Entries with figure data
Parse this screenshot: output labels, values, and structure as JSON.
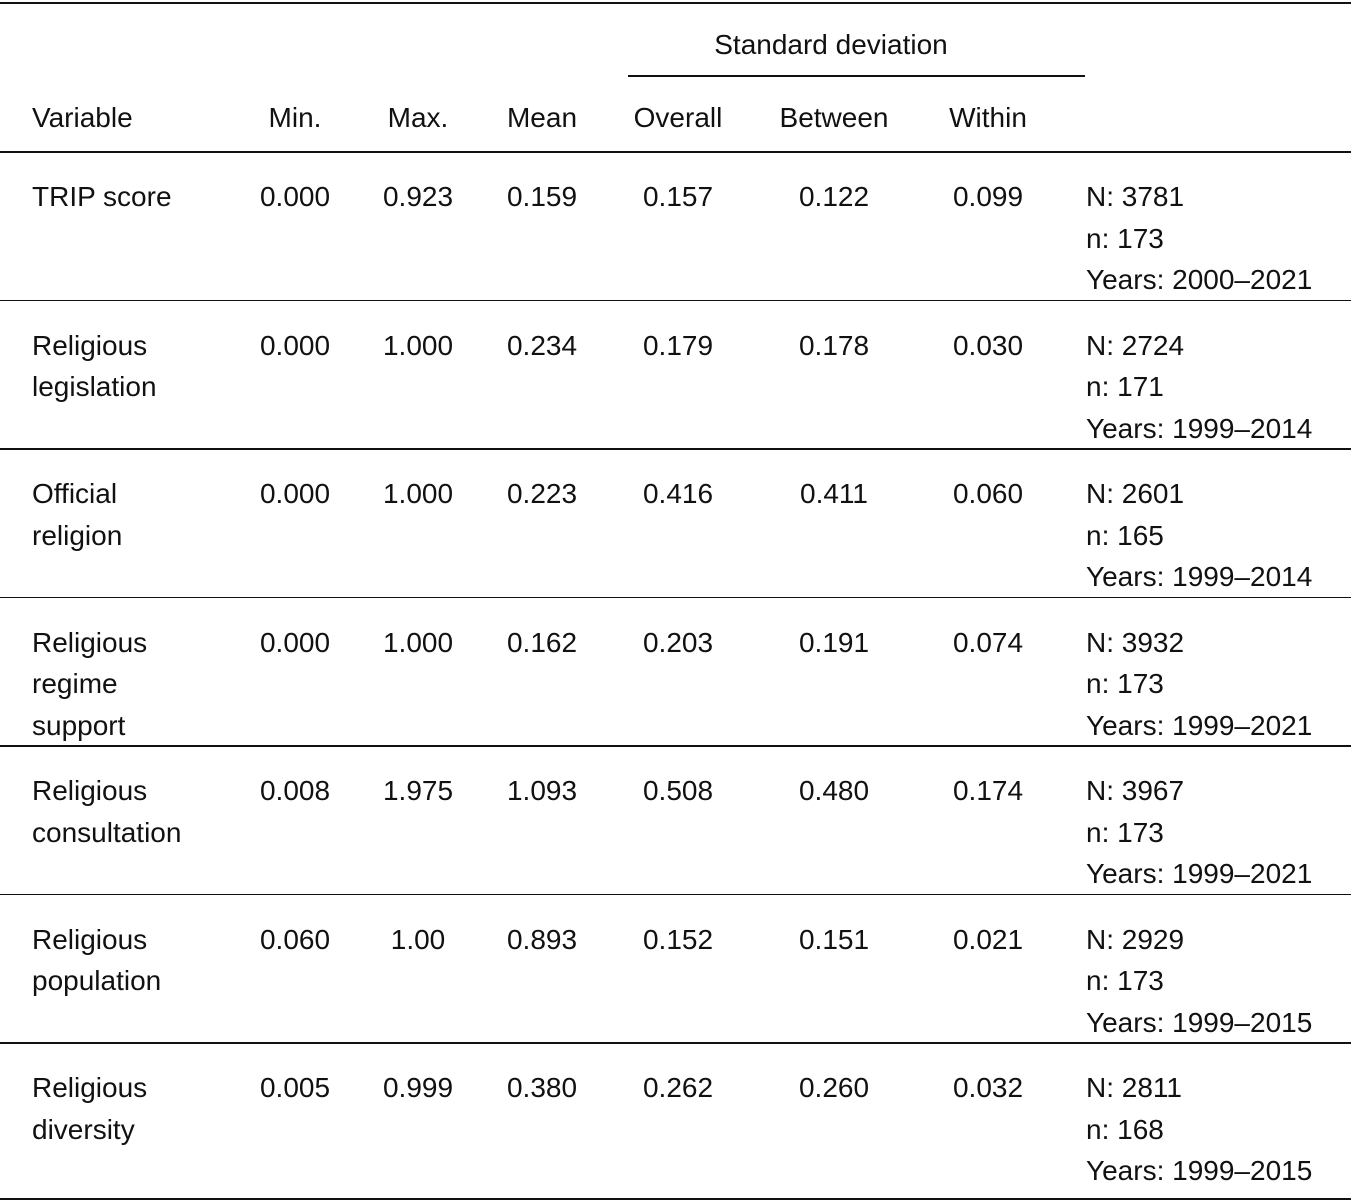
{
  "table": {
    "group_header": "Standard deviation",
    "columns": [
      "Variable",
      "Min.",
      "Max.",
      "Mean",
      "Overall",
      "Between",
      "Within"
    ],
    "rows": [
      {
        "variable": [
          "TRIP score"
        ],
        "cells": [
          "0.000",
          "0.923",
          "0.159",
          "0.157",
          "0.122",
          "0.099"
        ],
        "notes": [
          "N: 3781",
          "n: 173",
          "Years: 2000–2021"
        ]
      },
      {
        "variable": [
          "Religious",
          "legislation"
        ],
        "cells": [
          "0.000",
          "1.000",
          "0.234",
          "0.179",
          "0.178",
          "0.030"
        ],
        "notes": [
          "N: 2724",
          "n: 171",
          "Years: 1999–2014"
        ]
      },
      {
        "variable": [
          "Official",
          "religion"
        ],
        "cells": [
          "0.000",
          "1.000",
          "0.223",
          "0.416",
          "0.411",
          "0.060"
        ],
        "notes": [
          "N: 2601",
          "n: 165",
          "Years: 1999–2014"
        ]
      },
      {
        "variable": [
          "Religious",
          "regime",
          "support"
        ],
        "cells": [
          "0.000",
          "1.000",
          "0.162",
          "0.203",
          "0.191",
          "0.074"
        ],
        "notes": [
          "N: 3932",
          "n: 173",
          "Years: 1999–2021"
        ]
      },
      {
        "variable": [
          "Religious",
          "consultation"
        ],
        "cells": [
          "0.008",
          "1.975",
          "1.093",
          "0.508",
          "0.480",
          "0.174"
        ],
        "notes": [
          "N: 3967",
          "n: 173",
          "Years: 1999–2021"
        ]
      },
      {
        "variable": [
          "Religious",
          "population"
        ],
        "cells": [
          "0.060",
          "1.00",
          "0.893",
          "0.152",
          "0.151",
          "0.021"
        ],
        "notes": [
          "N: 2929",
          "n: 173",
          "Years: 1999–2015"
        ]
      },
      {
        "variable": [
          "Religious",
          "diversity"
        ],
        "cells": [
          "0.005",
          "0.999",
          "0.380",
          "0.262",
          "0.260",
          "0.032"
        ],
        "notes": [
          "N: 2811",
          "n: 168",
          "Years: 1999–2015"
        ]
      }
    ]
  }
}
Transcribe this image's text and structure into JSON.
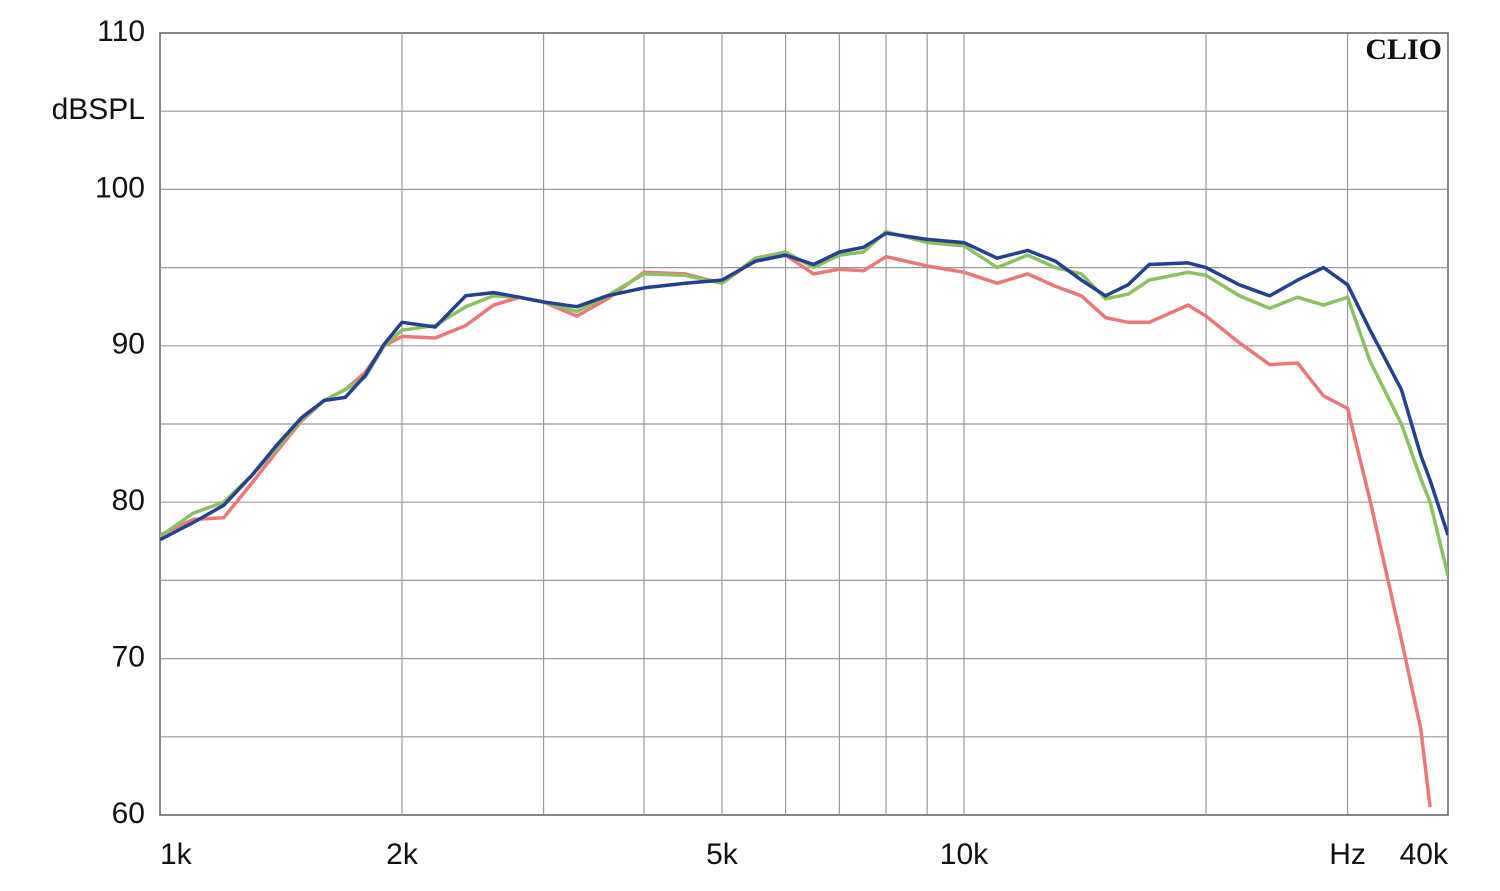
{
  "chart_data": {
    "type": "line",
    "watermark": "CLIO",
    "x_label": "Hz",
    "y_label": "dBSPL",
    "log_x": true,
    "grid": true,
    "xlim": [
      1000,
      40000
    ],
    "ylim": [
      60,
      110
    ],
    "xticks": [
      {
        "value": 1000,
        "label": "1k"
      },
      {
        "value": 2000,
        "label": "2k"
      },
      {
        "value": 5000,
        "label": "5k"
      },
      {
        "value": 10000,
        "label": "10k"
      },
      {
        "value": 40000,
        "label": "40k"
      }
    ],
    "xminor": [
      3000,
      4000,
      6000,
      7000,
      8000,
      9000,
      20000,
      30000
    ],
    "yticks": [
      60,
      70,
      80,
      90,
      100,
      110
    ],
    "yminor": [
      65,
      75,
      85,
      95,
      105
    ],
    "x": [
      1000,
      1100,
      1200,
      1300,
      1400,
      1500,
      1600,
      1700,
      1800,
      1900,
      2000,
      2200,
      2400,
      2600,
      2800,
      3000,
      3300,
      3600,
      4000,
      4500,
      5000,
      5500,
      6000,
      6500,
      7000,
      7500,
      8000,
      9000,
      10000,
      11000,
      12000,
      13000,
      14000,
      15000,
      16000,
      17000,
      19000,
      20000,
      22000,
      24000,
      26000,
      28000,
      30000,
      32000,
      35000,
      37000,
      38000,
      40000
    ],
    "series": [
      {
        "color": "#e8787a",
        "values": [
          77.9,
          78.9,
          79.0,
          81.2,
          83.3,
          85.2,
          86.5,
          87.2,
          88.3,
          90.0,
          90.6,
          90.5,
          91.3,
          92.6,
          93.1,
          92.8,
          91.9,
          93.0,
          94.7,
          94.6,
          94.0,
          95.5,
          95.8,
          94.6,
          94.9,
          94.8,
          95.7,
          95.1,
          94.7,
          94.0,
          94.6,
          93.8,
          93.2,
          91.8,
          91.5,
          91.5,
          92.6,
          91.9,
          90.2,
          88.8,
          88.9,
          86.8,
          86.0,
          80.1,
          71.2,
          65.5,
          60.5,
          null
        ]
      },
      {
        "color": "#8cc063",
        "values": [
          77.8,
          79.3,
          80.0,
          81.7,
          83.5,
          85.3,
          86.5,
          87.2,
          88.0,
          90.0,
          91.0,
          91.3,
          92.5,
          93.2,
          93.1,
          92.8,
          92.2,
          93.2,
          94.6,
          94.5,
          94.0,
          95.6,
          96.0,
          95.0,
          95.8,
          96.0,
          97.3,
          96.6,
          96.4,
          95.0,
          95.8,
          95.0,
          94.6,
          93.0,
          93.3,
          94.2,
          94.7,
          94.5,
          93.2,
          92.4,
          93.1,
          92.6,
          93.1,
          89.0,
          85.0,
          81.5,
          80.0,
          75.3
        ]
      },
      {
        "color": "#24418f",
        "values": [
          77.6,
          78.7,
          79.8,
          81.7,
          83.7,
          85.4,
          86.5,
          86.7,
          88.1,
          90.1,
          91.5,
          91.2,
          93.2,
          93.4,
          93.1,
          92.8,
          92.5,
          93.2,
          93.7,
          94.0,
          94.2,
          95.4,
          95.8,
          95.2,
          96.0,
          96.3,
          97.2,
          96.8,
          96.6,
          95.6,
          96.1,
          95.4,
          94.2,
          93.2,
          93.9,
          95.2,
          95.3,
          95.0,
          93.9,
          93.2,
          94.2,
          95.0,
          93.9,
          91.0,
          87.2,
          83.0,
          81.4,
          77.9
        ]
      }
    ]
  }
}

#### To be done
Do not copy the pictures, but repeat every line exactly.

#### Exercise response
Parse this screenshot: output labels, values, and structure as JSON.
{
  "table": {
    "group_header": "Standard deviation",
    "columns": [
      "Variable",
      "Min.",
      "Max.",
      "Mean",
      "Overall",
      "Between",
      "Within"
    ],
    "rows": [
      {
        "variable": [
          "TRIP score"
        ],
        "cells": [
          "0.000",
          "0.923",
          "0.159",
          "0.157",
          "0.122",
          "0.099"
        ],
        "notes": [
          "N: 3781",
          "n: 173",
          "Years: 2000–2021"
        ]
      },
      {
        "variable": [
          "Religious",
          "legislation"
        ],
        "cells": [
          "0.000",
          "1.000",
          "0.234",
          "0.179",
          "0.178",
          "0.030"
        ],
        "notes": [
          "N: 2724",
          "n: 171",
          "Years: 1999–2014"
        ]
      },
      {
        "variable": [
          "Official",
          "religion"
        ],
        "cells": [
          "0.000",
          "1.000",
          "0.223",
          "0.416",
          "0.411",
          "0.060"
        ],
        "notes": [
          "N: 2601",
          "n: 165",
          "Years: 1999–2014"
        ]
      },
      {
        "variable": [
          "Religious",
          "regime",
          "support"
        ],
        "cells": [
          "0.000",
          "1.000",
          "0.162",
          "0.203",
          "0.191",
          "0.074"
        ],
        "notes": [
          "N: 3932",
          "n: 173",
          "Years: 1999–2021"
        ]
      },
      {
        "variable": [
          "Religious",
          "consultation"
        ],
        "cells": [
          "0.008",
          "1.975",
          "1.093",
          "0.508",
          "0.480",
          "0.174"
        ],
        "notes": [
          "N: 3967",
          "n: 173",
          "Years: 1999–2021"
        ]
      },
      {
        "variable": [
          "Religious",
          "population"
        ],
        "cells": [
          "0.060",
          "1.00",
          "0.893",
          "0.152",
          "0.151",
          "0.021"
        ],
        "notes": [
          "N: 2929",
          "n: 173",
          "Years: 1999–2015"
        ]
      },
      {
        "variable": [
          "Religious",
          "diversity"
        ],
        "cells": [
          "0.005",
          "0.999",
          "0.380",
          "0.262",
          "0.260",
          "0.032"
        ],
        "notes": [
          "N: 2811",
          "n: 168",
          "Years: 1999–2015"
        ]
      }
    ]
  }
}
Transcribe this image's text and structure into JSON.
{
  "chart_data": {
    "type": "line",
    "watermark": "CLIO",
    "x_label": "Hz",
    "y_label": "dBSPL",
    "log_x": true,
    "grid": true,
    "xlim": [
      1000,
      40000
    ],
    "ylim": [
      60,
      110
    ],
    "xticks": [
      {
        "value": 1000,
        "label": "1k"
      },
      {
        "value": 2000,
        "label": "2k"
      },
      {
        "value": 5000,
        "label": "5k"
      },
      {
        "value": 10000,
        "label": "10k"
      },
      {
        "value": 40000,
        "label": "40k"
      }
    ],
    "xminor": [
      3000,
      4000,
      6000,
      7000,
      8000,
      9000,
      20000,
      30000
    ],
    "yticks": [
      60,
      70,
      80,
      90,
      100,
      110
    ],
    "yminor": [
      65,
      75,
      85,
      95,
      105
    ],
    "x": [
      1000,
      1100,
      1200,
      1300,
      1400,
      1500,
      1600,
      1700,
      1800,
      1900,
      2000,
      2200,
      2400,
      2600,
      2800,
      3000,
      3300,
      3600,
      4000,
      4500,
      5000,
      5500,
      6000,
      6500,
      7000,
      7500,
      8000,
      9000,
      10000,
      11000,
      12000,
      13000,
      14000,
      15000,
      16000,
      17000,
      19000,
      20000,
      22000,
      24000,
      26000,
      28000,
      30000,
      32000,
      35000,
      37000,
      38000,
      40000
    ],
    "series": [
      {
        "color": "#e8787a",
        "values": [
          77.9,
          78.9,
          79.0,
          81.2,
          83.3,
          85.2,
          86.5,
          87.2,
          88.3,
          90.0,
          90.6,
          90.5,
          91.3,
          92.6,
          93.1,
          92.8,
          91.9,
          93.0,
          94.7,
          94.6,
          94.0,
          95.5,
          95.8,
          94.6,
          94.9,
          94.8,
          95.7,
          95.1,
          94.7,
          94.0,
          94.6,
          93.8,
          93.2,
          91.8,
          91.5,
          91.5,
          92.6,
          91.9,
          90.2,
          88.8,
          88.9,
          86.8,
          86.0,
          80.1,
          71.2,
          65.5,
          60.5,
          null
        ]
      },
      {
        "color": "#8cc063",
        "values": [
          77.8,
          79.3,
          80.0,
          81.7,
          83.5,
          85.3,
          86.5,
          87.2,
          88.0,
          90.0,
          91.0,
          91.3,
          92.5,
          93.2,
          93.1,
          92.8,
          92.2,
          93.2,
          94.6,
          94.5,
          94.0,
          95.6,
          96.0,
          95.0,
          95.8,
          96.0,
          97.3,
          96.6,
          96.4,
          95.0,
          95.8,
          95.0,
          94.6,
          93.0,
          93.3,
          94.2,
          94.7,
          94.5,
          93.2,
          92.4,
          93.1,
          92.6,
          93.1,
          89.0,
          85.0,
          81.5,
          80.0,
          75.3
        ]
      },
      {
        "color": "#24418f",
        "values": [
          77.6,
          78.7,
          79.8,
          81.7,
          83.7,
          85.4,
          86.5,
          86.7,
          88.1,
          90.1,
          91.5,
          91.2,
          93.2,
          93.4,
          93.1,
          92.8,
          92.5,
          93.2,
          93.7,
          94.0,
          94.2,
          95.4,
          95.8,
          95.2,
          96.0,
          96.3,
          97.2,
          96.8,
          96.6,
          95.6,
          96.1,
          95.4,
          94.2,
          93.2,
          93.9,
          95.2,
          95.3,
          95.0,
          93.9,
          93.2,
          94.2,
          95.0,
          93.9,
          91.0,
          87.2,
          83.0,
          81.4,
          77.9
        ]
      }
    ]
  }
}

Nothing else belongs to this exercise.